» **Exercise details**:
Copy all lines below exactly as written. Leave pictures out.

——

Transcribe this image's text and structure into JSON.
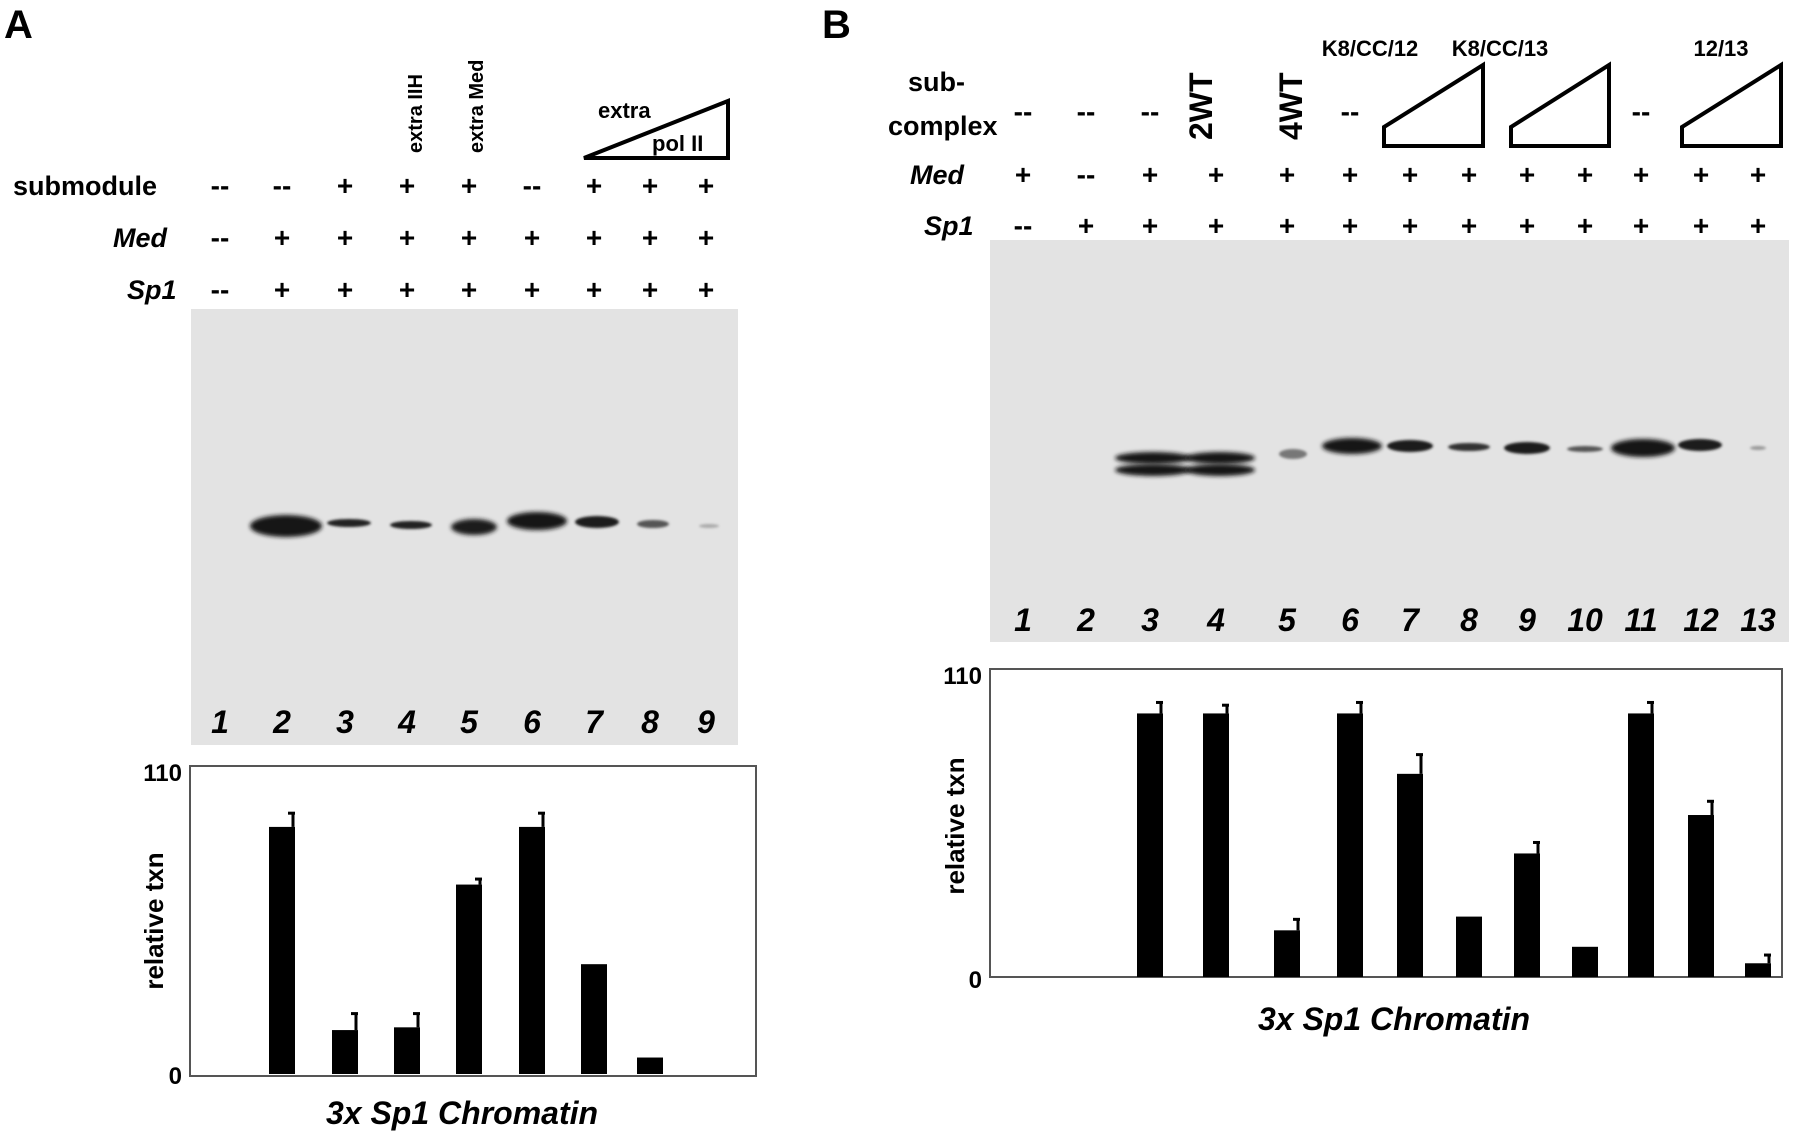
{
  "figure": {
    "panelA": {
      "label": "A",
      "rows": [
        {
          "label": "submodule",
          "italic": false,
          "values": [
            "--",
            "--",
            "+",
            "+",
            "+",
            "--",
            "+",
            "+",
            "+"
          ]
        },
        {
          "label": "Med",
          "italic": true,
          "values": [
            "--",
            "+",
            "+",
            "+",
            "+",
            "+",
            "+",
            "+",
            "+"
          ]
        },
        {
          "label": "Sp1",
          "italic": true,
          "values": [
            "--",
            "+",
            "+",
            "+",
            "+",
            "+",
            "+",
            "+",
            "+"
          ]
        }
      ],
      "top_labels": {
        "lane4": "extra IIH",
        "lane5": "extra Med"
      },
      "triangle": {
        "top_text": "extra",
        "bottom_text": "pol II"
      },
      "lanes": [
        "1",
        "2",
        "3",
        "4",
        "5",
        "6",
        "7",
        "8",
        "9"
      ]
    },
    "panelB": {
      "label": "B",
      "rows": [
        {
          "label": "Med",
          "italic": true,
          "values": [
            "+",
            "--",
            "+",
            "+",
            "+",
            "+",
            "+",
            "+",
            "+",
            "+",
            "+",
            "+",
            "+"
          ]
        },
        {
          "label": "Sp1",
          "italic": true,
          "values": [
            "--",
            "+",
            "+",
            "+",
            "+",
            "+",
            "+",
            "+",
            "+",
            "+",
            "+",
            "+",
            "+"
          ]
        }
      ],
      "subcomplex_label_1": "sub-",
      "subcomplex_label_2": "complex",
      "subcomplex_dashes": [
        "--",
        "--",
        "--",
        "--",
        "--"
      ],
      "big_labels": {
        "lane4": "2WT",
        "lane5": "4WT"
      },
      "group_labels": {
        "g1": "K8/CC/12",
        "g2": "K8/CC/13",
        "g3": "12/13"
      },
      "lanes": [
        "1",
        "2",
        "3",
        "4",
        "5",
        "6",
        "7",
        "8",
        "9",
        "10",
        "11",
        "12",
        "13"
      ]
    }
  },
  "chart_data": [
    {
      "type": "bar",
      "panel": "A",
      "categories": [
        "1",
        "2",
        "3",
        "4",
        "5",
        "6",
        "7",
        "8",
        "9"
      ],
      "values": [
        0,
        90,
        16,
        17,
        69,
        90,
        40,
        6,
        0
      ],
      "errors": [
        0,
        5,
        6,
        5,
        2,
        5,
        0,
        0,
        0
      ],
      "ylim": [
        0,
        110
      ],
      "yticks": [
        "0",
        "110"
      ],
      "ylabel": "relative txn",
      "xlabel": "3x Sp1 Chromatin"
    },
    {
      "type": "bar",
      "panel": "B",
      "categories": [
        "1",
        "2",
        "3",
        "4",
        "5",
        "6",
        "7",
        "8",
        "9",
        "10",
        "11",
        "12",
        "13"
      ],
      "values": [
        0,
        0,
        96,
        96,
        17,
        96,
        74,
        22,
        45,
        11,
        96,
        59,
        5
      ],
      "errors": [
        0,
        0,
        4,
        3,
        4,
        4,
        7,
        0,
        4,
        0,
        4,
        5,
        3
      ],
      "ylim": [
        0,
        110
      ],
      "yticks": [
        "0",
        "110"
      ],
      "ylabel": "relative txn",
      "xlabel": "3x Sp1 Chromatin"
    }
  ],
  "colors": {
    "bar": "#000000",
    "gel": "#e3e3e3",
    "band": "#141414",
    "frame": "#555555"
  }
}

——

» **Written answer**:
Transcribe this image's text and structure into JSON.
{
  "figure": {
    "panelA": {
      "label": "A",
      "rows": [
        {
          "label": "submodule",
          "italic": false,
          "values": [
            "--",
            "--",
            "+",
            "+",
            "+",
            "--",
            "+",
            "+",
            "+"
          ]
        },
        {
          "label": "Med",
          "italic": true,
          "values": [
            "--",
            "+",
            "+",
            "+",
            "+",
            "+",
            "+",
            "+",
            "+"
          ]
        },
        {
          "label": "Sp1",
          "italic": true,
          "values": [
            "--",
            "+",
            "+",
            "+",
            "+",
            "+",
            "+",
            "+",
            "+"
          ]
        }
      ],
      "top_labels": {
        "lane4": "extra IIH",
        "lane5": "extra Med"
      },
      "triangle": {
        "top_text": "extra",
        "bottom_text": "pol II"
      },
      "lanes": [
        "1",
        "2",
        "3",
        "4",
        "5",
        "6",
        "7",
        "8",
        "9"
      ]
    },
    "panelB": {
      "label": "B",
      "rows": [
        {
          "label": "Med",
          "italic": true,
          "values": [
            "+",
            "--",
            "+",
            "+",
            "+",
            "+",
            "+",
            "+",
            "+",
            "+",
            "+",
            "+",
            "+"
          ]
        },
        {
          "label": "Sp1",
          "italic": true,
          "values": [
            "--",
            "+",
            "+",
            "+",
            "+",
            "+",
            "+",
            "+",
            "+",
            "+",
            "+",
            "+",
            "+"
          ]
        }
      ],
      "subcomplex_label_1": "sub-",
      "subcomplex_label_2": "complex",
      "subcomplex_dashes": [
        "--",
        "--",
        "--",
        "--",
        "--"
      ],
      "big_labels": {
        "lane4": "2WT",
        "lane5": "4WT"
      },
      "group_labels": {
        "g1": "K8/CC/12",
        "g2": "K8/CC/13",
        "g3": "12/13"
      },
      "lanes": [
        "1",
        "2",
        "3",
        "4",
        "5",
        "6",
        "7",
        "8",
        "9",
        "10",
        "11",
        "12",
        "13"
      ]
    }
  },
  "chart_data": [
    {
      "type": "bar",
      "panel": "A",
      "categories": [
        "1",
        "2",
        "3",
        "4",
        "5",
        "6",
        "7",
        "8",
        "9"
      ],
      "values": [
        0,
        90,
        16,
        17,
        69,
        90,
        40,
        6,
        0
      ],
      "errors": [
        0,
        5,
        6,
        5,
        2,
        5,
        0,
        0,
        0
      ],
      "ylim": [
        0,
        110
      ],
      "yticks": [
        "0",
        "110"
      ],
      "ylabel": "relative txn",
      "xlabel": "3x Sp1 Chromatin"
    },
    {
      "type": "bar",
      "panel": "B",
      "categories": [
        "1",
        "2",
        "3",
        "4",
        "5",
        "6",
        "7",
        "8",
        "9",
        "10",
        "11",
        "12",
        "13"
      ],
      "values": [
        0,
        0,
        96,
        96,
        17,
        96,
        74,
        22,
        45,
        11,
        96,
        59,
        5
      ],
      "errors": [
        0,
        0,
        4,
        3,
        4,
        4,
        7,
        0,
        4,
        0,
        4,
        5,
        3
      ],
      "ylim": [
        0,
        110
      ],
      "yticks": [
        "0",
        "110"
      ],
      "ylabel": "relative txn",
      "xlabel": "3x Sp1 Chromatin"
    }
  ],
  "colors": {
    "bar": "#000000",
    "gel": "#e3e3e3",
    "band": "#141414",
    "frame": "#555555"
  }
}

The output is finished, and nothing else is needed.